## RECORDS PROVIDED
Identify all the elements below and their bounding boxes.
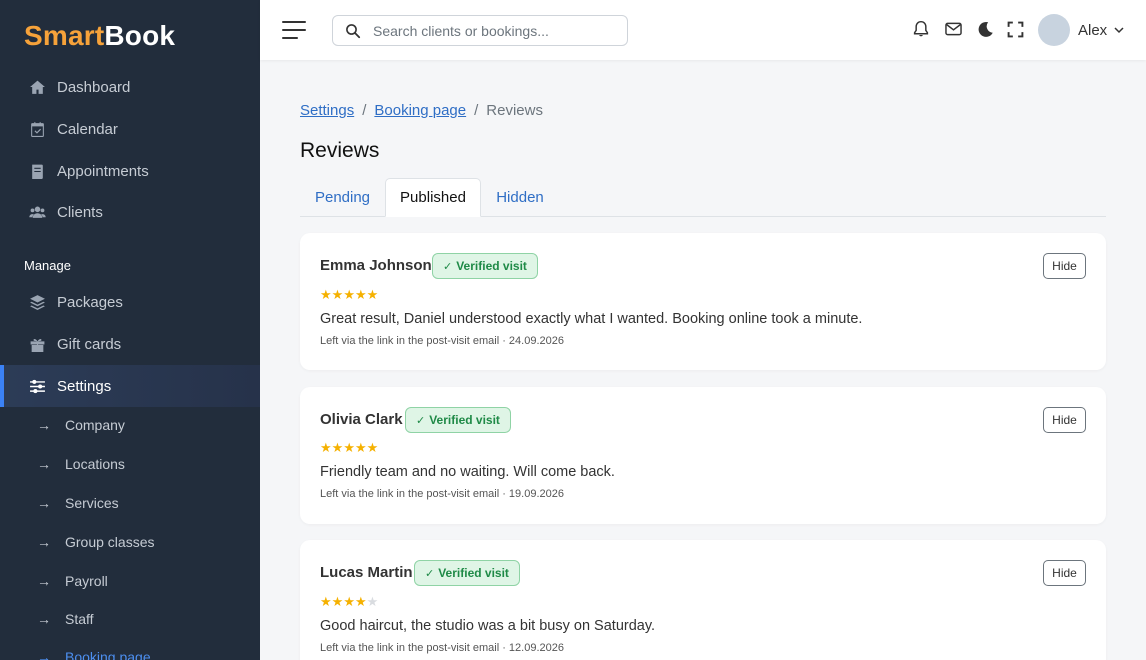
book-icon bbox=[28, 162, 46, 180]
layers-icon bbox=[28, 293, 46, 311]
sidebar-item-gift-cards[interactable]: Gift cards bbox=[0, 323, 260, 365]
tab-hidden[interactable]: Hidden bbox=[481, 178, 559, 217]
arrow-right-icon: → bbox=[37, 495, 51, 511]
star-filled-icon: ★ bbox=[354, 287, 367, 302]
sidebar-sub-booking-page[interactable]: → Booking page bbox=[0, 638, 260, 660]
review-meta: Left via the link in the post-visit emai… bbox=[320, 488, 564, 500]
fullscreen-icon[interactable] bbox=[1005, 19, 1025, 39]
arrow-right-icon: → bbox=[37, 417, 51, 433]
arrow-right-icon: → bbox=[37, 534, 51, 550]
tab-pending[interactable]: Pending bbox=[300, 178, 385, 217]
breadcrumb-current: Reviews bbox=[486, 102, 543, 119]
star-filled-icon: ★ bbox=[366, 287, 379, 302]
arrow-right-icon: → bbox=[37, 573, 51, 589]
review-meta: Left via the link in the post-visit emai… bbox=[320, 335, 564, 347]
sidebar-item-calendar[interactable]: Calendar bbox=[0, 108, 260, 150]
avatar[interactable] bbox=[1038, 14, 1070, 46]
check-icon: ✓ bbox=[416, 414, 426, 427]
sidebar-sub-payroll[interactable]: → Payroll bbox=[0, 562, 260, 600]
tab-published[interactable]: Published bbox=[385, 178, 481, 217]
star-filled-icon: ★ bbox=[320, 440, 332, 455]
moon-icon[interactable] bbox=[975, 19, 995, 39]
check-icon: ✓ bbox=[425, 567, 435, 580]
star-filled-icon: ★ bbox=[320, 594, 332, 609]
bell-icon[interactable] bbox=[911, 19, 931, 39]
star-empty-icon: ★ bbox=[366, 594, 379, 609]
sidebar-item-dashboard[interactable]: Dashboard bbox=[0, 66, 260, 108]
star-filled-icon: ★ bbox=[331, 440, 344, 455]
star-filled-icon: ★ bbox=[354, 594, 367, 609]
arrow-right-icon: → bbox=[37, 456, 51, 472]
top-header: Alex bbox=[260, 0, 1146, 60]
verified-badge: ✓ Verified visit bbox=[432, 253, 538, 279]
sidebar-sub-group-classes[interactable]: → Group classes bbox=[0, 523, 260, 561]
sidebar-item-settings[interactable]: Settings bbox=[0, 365, 260, 407]
star-filled-icon: ★ bbox=[320, 287, 332, 302]
arrow-right-icon: → bbox=[37, 611, 51, 627]
arrow-right-icon: → bbox=[37, 649, 51, 660]
star-rating: ★★★★★ bbox=[320, 594, 378, 610]
sidebar-item-appointments[interactable]: Appointments bbox=[0, 150, 260, 192]
search-input[interactable] bbox=[373, 21, 613, 41]
chevron-down-icon[interactable] bbox=[1113, 24, 1125, 36]
hide-button[interactable]: Hide bbox=[1043, 253, 1086, 279]
verified-badge: ✓ Verified visit bbox=[414, 560, 520, 586]
review-text: Great result, Daniel understood exactly … bbox=[320, 311, 863, 327]
hide-button[interactable]: Hide bbox=[1043, 407, 1086, 433]
review-text: Good haircut, the studio was a bit busy … bbox=[320, 618, 656, 634]
star-filled-icon: ★ bbox=[354, 440, 367, 455]
reviewer-name: Olivia Clark bbox=[320, 411, 403, 428]
review-card: Emma Johnson ✓ Verified visit ★★★★★ Great… bbox=[300, 233, 1106, 370]
star-filled-icon: ★ bbox=[366, 440, 379, 455]
section-label-manage: Manage bbox=[24, 258, 71, 273]
review-text: Friendly team and no waiting. Will come … bbox=[320, 464, 615, 480]
breadcrumb-settings[interactable]: Settings bbox=[300, 102, 354, 119]
users-icon bbox=[28, 203, 46, 221]
search-icon bbox=[346, 24, 361, 39]
star-filled-icon: ★ bbox=[343, 287, 355, 302]
calendar-check-icon bbox=[28, 120, 46, 138]
hide-button[interactable]: Hide bbox=[1043, 560, 1086, 586]
page-title: Reviews bbox=[300, 139, 380, 162]
check-icon: ✓ bbox=[443, 260, 453, 273]
review-meta: Left via the link in the post-visit emai… bbox=[320, 642, 564, 654]
sidebar-sub-services[interactable]: → Services bbox=[0, 484, 260, 522]
sidebar-sub-staff[interactable]: → Staff bbox=[0, 600, 260, 638]
sidebar-sub-locations[interactable]: → Locations bbox=[0, 445, 260, 483]
reviewer-name: Lucas Martin bbox=[320, 564, 413, 581]
brand-logo[interactable]: SmartBook bbox=[24, 18, 175, 54]
star-filled-icon: ★ bbox=[331, 594, 344, 609]
star-rating: ★★★★★ bbox=[320, 287, 378, 303]
search-box bbox=[332, 15, 628, 46]
gift-icon bbox=[28, 335, 46, 353]
star-filled-icon: ★ bbox=[343, 594, 355, 609]
sidebar: SmartBook Dashboard Calendar Appointment… bbox=[0, 0, 260, 660]
reviewer-name: Emma Johnson bbox=[320, 257, 432, 274]
menu-toggle-icon[interactable] bbox=[282, 19, 306, 41]
breadcrumb-booking-page[interactable]: Booking page bbox=[374, 102, 466, 119]
sidebar-item-packages[interactable]: Packages bbox=[0, 281, 260, 323]
review-card: Olivia Clark ✓ Verified visit ★★★★★ Frien… bbox=[300, 387, 1106, 524]
sliders-icon bbox=[28, 377, 46, 395]
star-rating: ★★★★★ bbox=[320, 440, 378, 456]
review-card: Lucas Martin ✓ Verified visit ★★★★★ Good … bbox=[300, 540, 1106, 660]
star-filled-icon: ★ bbox=[331, 287, 344, 302]
breadcrumb: Settings / Booking page / Reviews bbox=[300, 102, 543, 119]
sidebar-sub-company[interactable]: → Company bbox=[0, 406, 260, 444]
user-name[interactable]: Alex bbox=[1078, 22, 1107, 39]
mail-icon[interactable] bbox=[943, 19, 963, 39]
verified-badge: ✓ Verified visit bbox=[405, 407, 511, 433]
sidebar-item-clients[interactable]: Clients bbox=[0, 191, 260, 233]
home-icon bbox=[28, 78, 46, 96]
review-tabs: Pending Published Hidden bbox=[300, 178, 1106, 217]
star-filled-icon: ★ bbox=[343, 440, 355, 455]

## REQUIRED TASK
Rewrite every item above, changing "Verified visit" to "Confirmed visit" wherever it appears and leaving everything else as it is. Omit the pictures from your answer.

## TASK OUTPUT
Identify all the elements below and their bounding boxes.
book-icon bbox=[28, 162, 46, 180]
layers-icon bbox=[28, 293, 46, 311]
sidebar-item-gift-cards[interactable]: Gift cards bbox=[0, 323, 260, 365]
tab-hidden[interactable]: Hidden bbox=[481, 178, 559, 217]
arrow-right-icon: → bbox=[37, 495, 51, 511]
star-filled-icon: ★ bbox=[354, 287, 367, 302]
sidebar-sub-booking-page[interactable]: → Booking page bbox=[0, 638, 260, 660]
review-meta: Left via the link in the post-visit emai… bbox=[320, 488, 564, 500]
fullscreen-icon[interactable] bbox=[1005, 19, 1025, 39]
arrow-right-icon: → bbox=[37, 417, 51, 433]
arrow-right-icon: → bbox=[37, 534, 51, 550]
tab-pending[interactable]: Pending bbox=[300, 178, 385, 217]
breadcrumb-current: Reviews bbox=[486, 102, 543, 119]
star-filled-icon: ★ bbox=[366, 287, 379, 302]
arrow-right-icon: → bbox=[37, 573, 51, 589]
review-meta: Left via the link in the post-visit emai… bbox=[320, 335, 564, 347]
sidebar-item-calendar[interactable]: Calendar bbox=[0, 108, 260, 150]
avatar[interactable] bbox=[1038, 14, 1070, 46]
check-icon: ✓ bbox=[416, 414, 426, 427]
sidebar-sub-payroll[interactable]: → Payroll bbox=[0, 562, 260, 600]
tab-published[interactable]: Published bbox=[385, 178, 481, 217]
star-filled-icon: ★ bbox=[320, 440, 332, 455]
moon-icon[interactable] bbox=[975, 19, 995, 39]
check-icon: ✓ bbox=[425, 567, 435, 580]
star-filled-icon: ★ bbox=[320, 594, 332, 609]
bell-icon[interactable] bbox=[911, 19, 931, 39]
star-empty-icon: ★ bbox=[366, 594, 379, 609]
sidebar-item-dashboard[interactable]: Dashboard bbox=[0, 66, 260, 108]
star-filled-icon: ★ bbox=[331, 440, 344, 455]
star-filled-icon: ★ bbox=[354, 594, 367, 609]
arrow-right-icon: → bbox=[37, 456, 51, 472]
top-header: Alex bbox=[260, 0, 1146, 60]
verified-badge: ✓ Confirmed visit bbox=[432, 253, 538, 279]
sidebar-sub-group-classes[interactable]: → Group classes bbox=[0, 523, 260, 561]
sidebar-item-settings[interactable]: Settings bbox=[0, 365, 260, 407]
star-filled-icon: ★ bbox=[320, 287, 332, 302]
arrow-right-icon: → bbox=[37, 611, 51, 627]
arrow-right-icon: → bbox=[37, 649, 51, 660]
star-rating: ★★★★★ bbox=[320, 594, 378, 610]
sidebar-item-appointments[interactable]: Appointments bbox=[0, 150, 260, 192]
search-input[interactable] bbox=[373, 21, 613, 41]
chevron-down-icon[interactable] bbox=[1113, 24, 1125, 36]
hide-button[interactable]: Hide bbox=[1043, 253, 1086, 279]
verified-badge: ✓ Confirmed visit bbox=[414, 560, 520, 586]
review-text: Great result, Daniel understood exactly … bbox=[320, 311, 863, 327]
hide-button[interactable]: Hide bbox=[1043, 407, 1086, 433]
review-text: Good haircut, the studio was a bit busy … bbox=[320, 618, 656, 634]
star-filled-icon: ★ bbox=[354, 440, 367, 455]
reviewer-name: Olivia Clark bbox=[320, 411, 403, 428]
review-card: Emma Johnson ✓ Confirmed visit ★★★★★ Great… bbox=[300, 233, 1106, 370]
star-filled-icon: ★ bbox=[366, 440, 379, 455]
section-label-manage: Manage bbox=[24, 258, 71, 273]
review-text: Friendly team and no waiting. Will come … bbox=[320, 464, 615, 480]
breadcrumb-settings[interactable]: Settings bbox=[300, 102, 354, 119]
users-icon bbox=[28, 203, 46, 221]
search-icon bbox=[346, 24, 361, 39]
star-filled-icon: ★ bbox=[343, 287, 355, 302]
calendar-check-icon bbox=[28, 120, 46, 138]
hide-button[interactable]: Hide bbox=[1043, 560, 1086, 586]
page-title: Reviews bbox=[300, 139, 380, 162]
check-icon: ✓ bbox=[443, 260, 453, 273]
review-meta: Left via the link in the post-visit emai… bbox=[320, 642, 564, 654]
sidebar-sub-services[interactable]: → Services bbox=[0, 484, 260, 522]
sidebar-sub-staff[interactable]: → Staff bbox=[0, 600, 260, 638]
sidebar-sub-locations[interactable]: → Locations bbox=[0, 445, 260, 483]
reviewer-name: Lucas Martin bbox=[320, 564, 413, 581]
brand-logo[interactable]: SmartBook bbox=[24, 18, 175, 54]
star-filled-icon: ★ bbox=[331, 594, 344, 609]
star-rating: ★★★★★ bbox=[320, 287, 378, 303]
search-box bbox=[332, 15, 628, 46]
gift-icon bbox=[28, 335, 46, 353]
star-filled-icon: ★ bbox=[343, 594, 355, 609]
sidebar: SmartBook Dashboard Calendar Appointment… bbox=[0, 0, 260, 660]
reviewer-name: Emma Johnson bbox=[320, 257, 432, 274]
menu-toggle-icon[interactable] bbox=[282, 19, 306, 41]
breadcrumb-booking-page[interactable]: Booking page bbox=[374, 102, 466, 119]
sidebar-item-packages[interactable]: Packages bbox=[0, 281, 260, 323]
review-card: Olivia Clark ✓ Confirmed visit ★★★★★ Frien… bbox=[300, 387, 1106, 524]
sliders-icon bbox=[28, 377, 46, 395]
star-rating: ★★★★★ bbox=[320, 440, 378, 456]
review-card: Lucas Martin ✓ Confirmed visit ★★★★★ Good … bbox=[300, 540, 1106, 660]
star-filled-icon: ★ bbox=[331, 287, 344, 302]
breadcrumb: Settings / Booking page / Reviews bbox=[300, 102, 543, 119]
sidebar-sub-company[interactable]: → Company bbox=[0, 406, 260, 444]
user-name[interactable]: Alex bbox=[1078, 22, 1107, 39]
mail-icon[interactable] bbox=[943, 19, 963, 39]
verified-badge: ✓ Confirmed visit bbox=[405, 407, 511, 433]
sidebar-item-clients[interactable]: Clients bbox=[0, 191, 260, 233]
home-icon bbox=[28, 78, 46, 96]
review-tabs: Pending Published Hidden bbox=[300, 178, 1106, 217]
star-filled-icon: ★ bbox=[343, 440, 355, 455]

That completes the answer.